Update the data below by changing each "screenshot" to "screen capture" and keeping everything else the same. Leave the pictures out of your answer.

#### Input data:

..........

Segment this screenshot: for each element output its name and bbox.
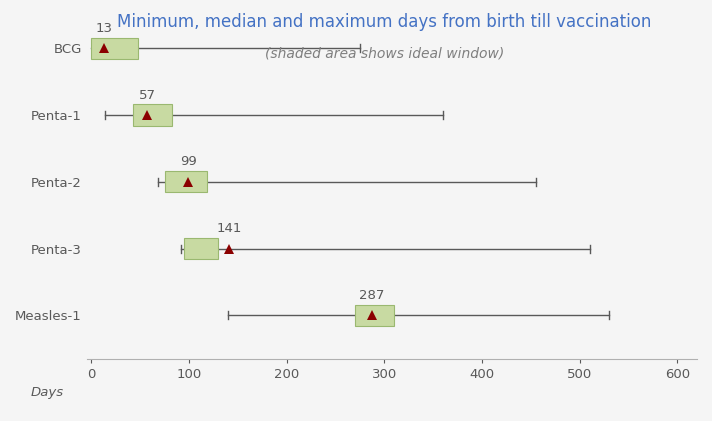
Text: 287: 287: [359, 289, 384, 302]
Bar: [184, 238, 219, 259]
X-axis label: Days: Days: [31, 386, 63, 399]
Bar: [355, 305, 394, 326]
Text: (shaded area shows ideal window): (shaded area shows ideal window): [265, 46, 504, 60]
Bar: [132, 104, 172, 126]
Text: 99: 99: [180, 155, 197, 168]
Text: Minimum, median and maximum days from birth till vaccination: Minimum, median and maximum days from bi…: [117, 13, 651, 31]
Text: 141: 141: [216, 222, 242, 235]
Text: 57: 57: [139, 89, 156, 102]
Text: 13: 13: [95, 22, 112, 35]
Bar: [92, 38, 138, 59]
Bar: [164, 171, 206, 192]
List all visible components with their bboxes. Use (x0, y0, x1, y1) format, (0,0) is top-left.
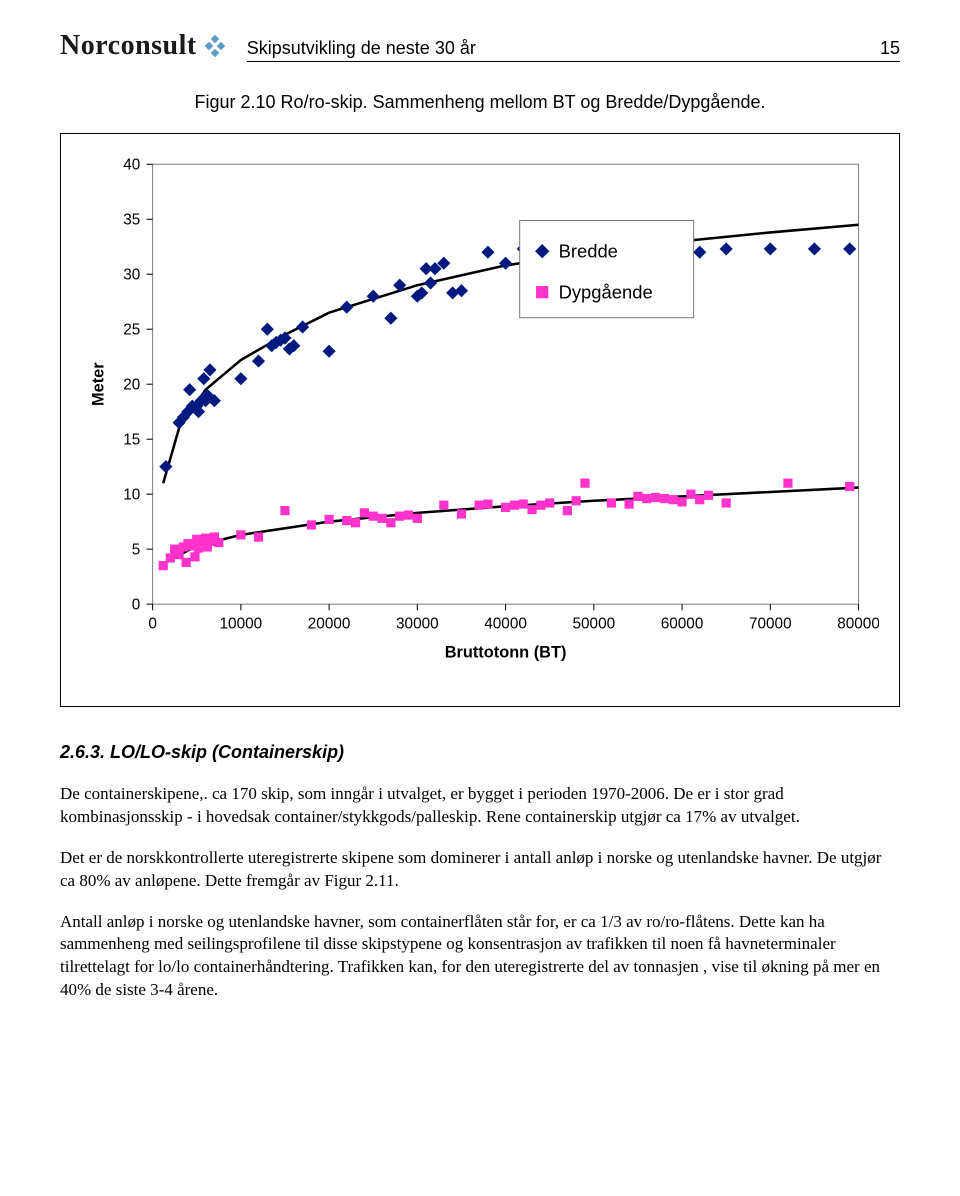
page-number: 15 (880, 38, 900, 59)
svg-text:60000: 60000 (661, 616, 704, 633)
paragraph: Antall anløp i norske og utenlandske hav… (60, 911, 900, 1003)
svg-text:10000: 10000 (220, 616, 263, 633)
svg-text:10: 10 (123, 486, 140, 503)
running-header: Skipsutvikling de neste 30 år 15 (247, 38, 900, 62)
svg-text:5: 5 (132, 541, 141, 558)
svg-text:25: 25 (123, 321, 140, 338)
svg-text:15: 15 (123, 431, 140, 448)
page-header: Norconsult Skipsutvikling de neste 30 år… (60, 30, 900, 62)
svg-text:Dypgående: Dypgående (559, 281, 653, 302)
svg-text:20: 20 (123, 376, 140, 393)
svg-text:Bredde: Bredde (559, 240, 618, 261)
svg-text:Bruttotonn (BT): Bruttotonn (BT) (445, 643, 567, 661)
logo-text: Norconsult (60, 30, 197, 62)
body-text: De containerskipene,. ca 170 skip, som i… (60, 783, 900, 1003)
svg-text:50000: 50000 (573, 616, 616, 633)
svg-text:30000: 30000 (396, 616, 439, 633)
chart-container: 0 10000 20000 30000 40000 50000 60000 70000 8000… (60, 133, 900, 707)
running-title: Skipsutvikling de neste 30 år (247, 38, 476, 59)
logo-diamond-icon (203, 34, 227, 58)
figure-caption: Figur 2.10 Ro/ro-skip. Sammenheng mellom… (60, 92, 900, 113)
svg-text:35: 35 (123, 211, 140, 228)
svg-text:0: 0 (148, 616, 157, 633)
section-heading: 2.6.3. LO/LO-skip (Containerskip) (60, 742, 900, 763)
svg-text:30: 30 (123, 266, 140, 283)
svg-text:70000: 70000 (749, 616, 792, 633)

..........

#### Answer to the problem:
Segment this screen capture: for each element output its name and bbox.
Text: 287: 287: [359, 289, 384, 302]
Bar: [184, 238, 219, 259]
X-axis label: Days: Days: [31, 386, 63, 399]
Bar: [355, 305, 394, 326]
Text: (shaded area shows ideal window): (shaded area shows ideal window): [265, 46, 504, 60]
Bar: [132, 104, 172, 126]
Text: 99: 99: [180, 155, 197, 168]
Text: Minimum, median and maximum days from birth till vaccination: Minimum, median and maximum days from bi…: [117, 13, 651, 31]
Text: 141: 141: [216, 222, 242, 235]
Text: 57: 57: [139, 89, 156, 102]
Text: 13: 13: [95, 22, 112, 35]
Bar: [92, 38, 138, 59]
Bar: [164, 171, 206, 192]
List all visible components with their bboxes. Use (x0, y0, x1, y1) format, (0,0) is top-left.
page-number: 15 (880, 38, 900, 59)
svg-text:60000: 60000 (661, 616, 704, 633)
paragraph: Antall anløp i norske og utenlandske hav… (60, 911, 900, 1003)
svg-text:10000: 10000 (220, 616, 263, 633)
svg-text:10: 10 (123, 486, 140, 503)
running-header: Skipsutvikling de neste 30 år 15 (247, 38, 900, 62)
svg-text:5: 5 (132, 541, 141, 558)
svg-text:25: 25 (123, 321, 140, 338)
svg-text:15: 15 (123, 431, 140, 448)
page-header: Norconsult Skipsutvikling de neste 30 år… (60, 30, 900, 62)
svg-text:Dypgående: Dypgående (559, 281, 653, 302)
svg-text:20: 20 (123, 376, 140, 393)
svg-text:Bredde: Bredde (559, 240, 618, 261)
svg-text:Bruttotonn (BT): Bruttotonn (BT) (445, 643, 567, 661)
logo-text: Norconsult (60, 30, 197, 62)
body-text: De containerskipene,. ca 170 skip, som i… (60, 783, 900, 1003)
svg-text:50000: 50000 (573, 616, 616, 633)
svg-text:30000: 30000 (396, 616, 439, 633)
chart-container: 0 10000 20000 30000 40000 50000 60000 70000 8000… (60, 133, 900, 707)
running-title: Skipsutvikling de neste 30 år (247, 38, 476, 59)
logo-diamond-icon (203, 34, 227, 58)
figure-caption: Figur 2.10 Ro/ro-skip. Sammenheng mellom… (60, 92, 900, 113)
svg-text:35: 35 (123, 211, 140, 228)
svg-text:0: 0 (148, 616, 157, 633)
section-heading: 2.6.3. LO/LO-skip (Containerskip) (60, 742, 900, 763)
svg-text:30: 30 (123, 266, 140, 283)
svg-text:70000: 70000 (749, 616, 792, 633)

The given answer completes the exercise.